(Dataset entries)
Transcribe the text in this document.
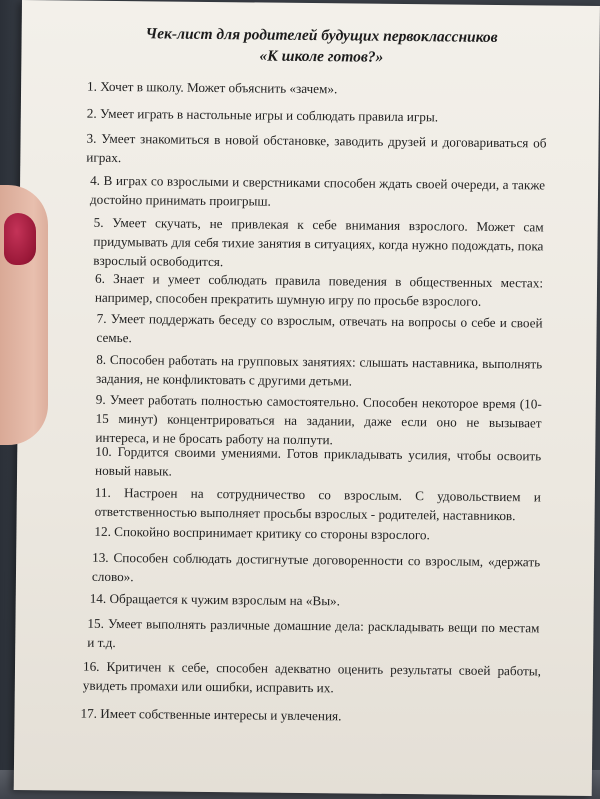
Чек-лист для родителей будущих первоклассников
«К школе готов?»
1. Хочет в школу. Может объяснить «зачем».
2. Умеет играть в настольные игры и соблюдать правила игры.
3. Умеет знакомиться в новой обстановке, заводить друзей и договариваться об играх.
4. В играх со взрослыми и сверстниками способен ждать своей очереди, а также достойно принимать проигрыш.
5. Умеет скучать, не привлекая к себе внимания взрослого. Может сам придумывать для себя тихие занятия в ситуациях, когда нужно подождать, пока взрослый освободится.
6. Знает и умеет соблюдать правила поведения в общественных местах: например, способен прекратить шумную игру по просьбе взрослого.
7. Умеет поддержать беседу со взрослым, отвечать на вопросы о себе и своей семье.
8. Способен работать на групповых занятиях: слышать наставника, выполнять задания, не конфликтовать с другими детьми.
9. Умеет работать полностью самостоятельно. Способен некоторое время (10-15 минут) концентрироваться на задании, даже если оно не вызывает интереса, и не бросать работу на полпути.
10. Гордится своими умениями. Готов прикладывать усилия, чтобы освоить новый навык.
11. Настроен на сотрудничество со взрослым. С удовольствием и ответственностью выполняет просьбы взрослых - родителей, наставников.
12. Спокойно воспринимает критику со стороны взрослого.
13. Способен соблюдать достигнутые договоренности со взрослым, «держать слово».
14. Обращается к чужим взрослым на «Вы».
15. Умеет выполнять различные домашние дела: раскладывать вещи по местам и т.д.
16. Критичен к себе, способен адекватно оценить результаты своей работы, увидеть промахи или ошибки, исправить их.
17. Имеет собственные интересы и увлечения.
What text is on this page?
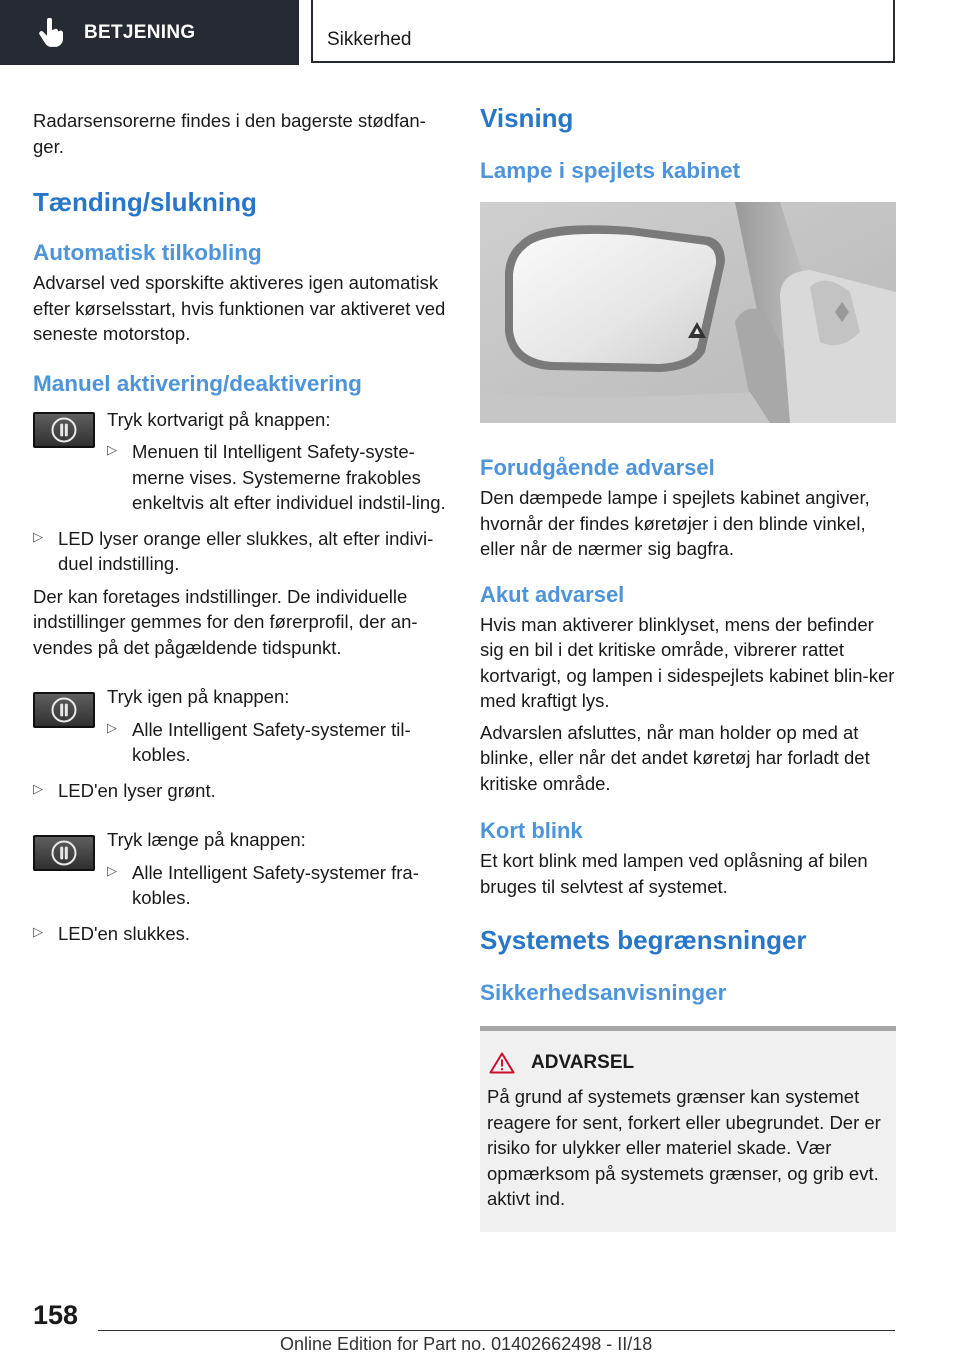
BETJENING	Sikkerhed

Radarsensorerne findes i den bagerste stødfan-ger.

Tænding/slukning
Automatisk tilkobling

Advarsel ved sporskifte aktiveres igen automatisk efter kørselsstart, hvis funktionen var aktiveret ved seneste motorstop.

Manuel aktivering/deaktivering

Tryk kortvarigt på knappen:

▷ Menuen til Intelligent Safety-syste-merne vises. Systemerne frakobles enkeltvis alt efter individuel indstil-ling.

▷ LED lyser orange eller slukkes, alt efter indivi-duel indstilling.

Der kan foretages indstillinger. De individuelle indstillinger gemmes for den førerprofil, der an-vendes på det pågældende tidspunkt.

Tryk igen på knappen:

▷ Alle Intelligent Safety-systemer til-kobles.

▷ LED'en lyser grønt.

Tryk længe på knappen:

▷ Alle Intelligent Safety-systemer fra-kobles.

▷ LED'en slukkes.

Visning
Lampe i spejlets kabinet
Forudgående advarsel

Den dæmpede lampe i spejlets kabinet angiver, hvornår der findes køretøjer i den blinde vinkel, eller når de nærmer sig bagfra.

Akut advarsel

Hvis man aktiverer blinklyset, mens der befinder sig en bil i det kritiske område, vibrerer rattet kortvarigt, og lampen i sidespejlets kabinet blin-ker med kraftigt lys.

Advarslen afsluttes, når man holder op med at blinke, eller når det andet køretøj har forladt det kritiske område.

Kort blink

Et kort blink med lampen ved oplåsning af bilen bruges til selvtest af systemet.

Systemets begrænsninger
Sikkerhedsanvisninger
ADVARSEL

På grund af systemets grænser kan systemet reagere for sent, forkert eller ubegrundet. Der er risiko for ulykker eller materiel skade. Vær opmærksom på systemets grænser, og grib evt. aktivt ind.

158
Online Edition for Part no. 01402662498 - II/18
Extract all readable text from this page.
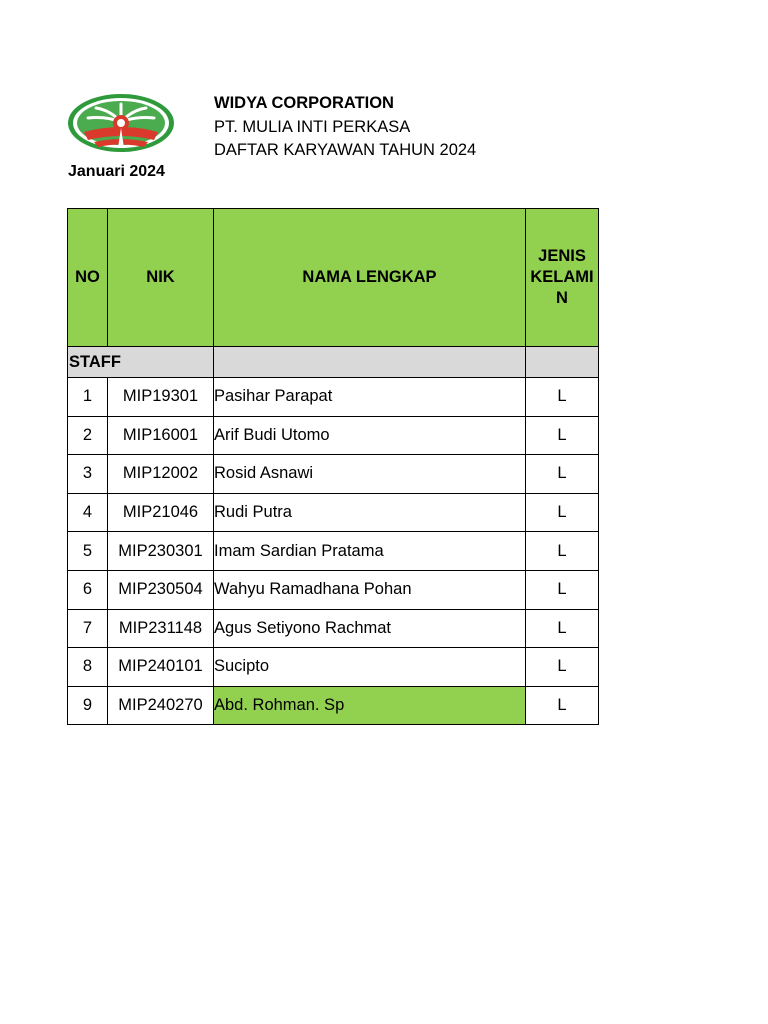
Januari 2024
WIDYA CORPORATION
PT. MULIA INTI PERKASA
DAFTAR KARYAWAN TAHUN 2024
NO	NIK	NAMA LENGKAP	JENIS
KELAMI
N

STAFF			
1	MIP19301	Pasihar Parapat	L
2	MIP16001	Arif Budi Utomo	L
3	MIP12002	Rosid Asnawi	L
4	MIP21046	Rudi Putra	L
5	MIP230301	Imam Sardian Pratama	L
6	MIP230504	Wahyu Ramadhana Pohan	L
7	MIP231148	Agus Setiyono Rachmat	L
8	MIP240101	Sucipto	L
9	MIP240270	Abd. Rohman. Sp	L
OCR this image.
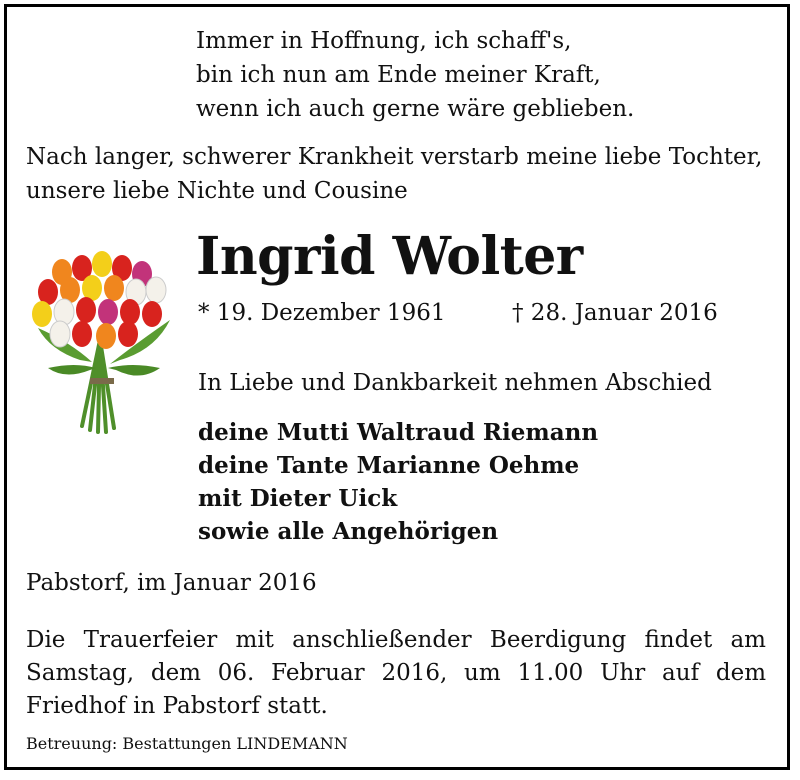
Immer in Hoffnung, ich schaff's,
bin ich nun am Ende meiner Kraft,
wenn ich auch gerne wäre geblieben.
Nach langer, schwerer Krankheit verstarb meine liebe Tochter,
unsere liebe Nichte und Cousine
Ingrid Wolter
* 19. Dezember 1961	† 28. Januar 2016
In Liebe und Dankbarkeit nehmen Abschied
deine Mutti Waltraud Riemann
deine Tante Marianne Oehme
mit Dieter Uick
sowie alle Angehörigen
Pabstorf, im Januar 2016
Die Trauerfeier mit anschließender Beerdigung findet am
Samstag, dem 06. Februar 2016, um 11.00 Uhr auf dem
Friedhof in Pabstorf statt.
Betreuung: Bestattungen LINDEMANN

> **Task goal**:
Every line from the one with "OCR this image." through the last line of the material gets printed exactly, and nothing more. Omit the pictures.

> **Finished task**:
OCR this image.
Immer in Hoffnung, ich schaff's,
bin ich nun am Ende meiner Kraft,
wenn ich auch gerne wäre geblieben.
Nach langer, schwerer Krankheit verstarb meine liebe Tochter,
unsere liebe Nichte und Cousine
Ingrid Wolter
* 19. Dezember 1961	† 28. Januar 2016
In Liebe und Dankbarkeit nehmen Abschied
deine Mutti Waltraud Riemann
deine Tante Marianne Oehme
mit Dieter Uick
sowie alle Angehörigen
Pabstorf, im Januar 2016
Die Trauerfeier mit anschließender Beerdigung findet am
Samstag, dem 06. Februar 2016, um 11.00 Uhr auf dem
Friedhof in Pabstorf statt.
Betreuung: Bestattungen LINDEMANN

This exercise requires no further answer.